История индейцев тараумара, очевидно, немногим отличается от истории других индейских племен, населяющих Мексику. Так же их теснили со своих земель испанские завоеватели, а потом чабочи – метисы – земледельцы и лесопромышленники. Теперь тараумара живут в горах, на землях, не очень пригодных для земледелия. Для пахоты здесь используются лишь плоскогорья да узкие речные долины.
Тараумара – очень мирный и простодушный народ. Тараумара строят свои жилища подальше от дорог, от поселений чабочи. «Лучше их не видеть, лучше их не слышать».
Может быть, из-за дальности поселений индейцы тараумара стали удивительными бегунами. Попробуйте-ка покрыть расстояние тридцать-сорок километров в день. Сбегать из удаленного жилища на базар и обратно.
Внешне тараумара не производят какого-то особого впечатления. Это люди невысокого роста. У них крупные черты лица и волевой подбородок. Но сколько силы и выносливости заложено в них!
Немногим удается присутствовать на состязаниях индейцев тараумара, которые они проводят у себя дома, в горах. Индейцы не любят чужих, потому что они никогда не были их друзьями. К тому же местные колдуны считают, что чужие люди могут сглазить бегуна. И все-таки на таком удивительном состязании иногда удавалось присутствовать мексиканским журналистам. Среди них Бенитесу.

> [ЧТО ТРЕБУЕТСЯ]:
Ответьте на вопросы по отрывку о тараумара.
1. Кто, помимо испанских завоевателей, теснил тараумара с их земель?
2. Чем, по мнению местных колдунов, опасны чужие люди на состязаниях?
3. Какого мексиканского журналиста называет отрывок среди тех, кто присутствовал на состязании?
Отвечайте, опираясь только на этот отрывок.

> [ИСХОДНЫЕ ДАННЫЕ]:
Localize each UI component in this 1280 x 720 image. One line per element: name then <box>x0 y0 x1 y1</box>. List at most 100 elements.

> [ОЖИДАЕМЫЙ ОТВЕТ]:
1. Тараумара теснили чабочи, то есть метисы, земледельцы и лесопромышленники.
2. Колдуны считают, что чужие люди могут сглазить бегуна.
3. Отрывок называет Бенитеса.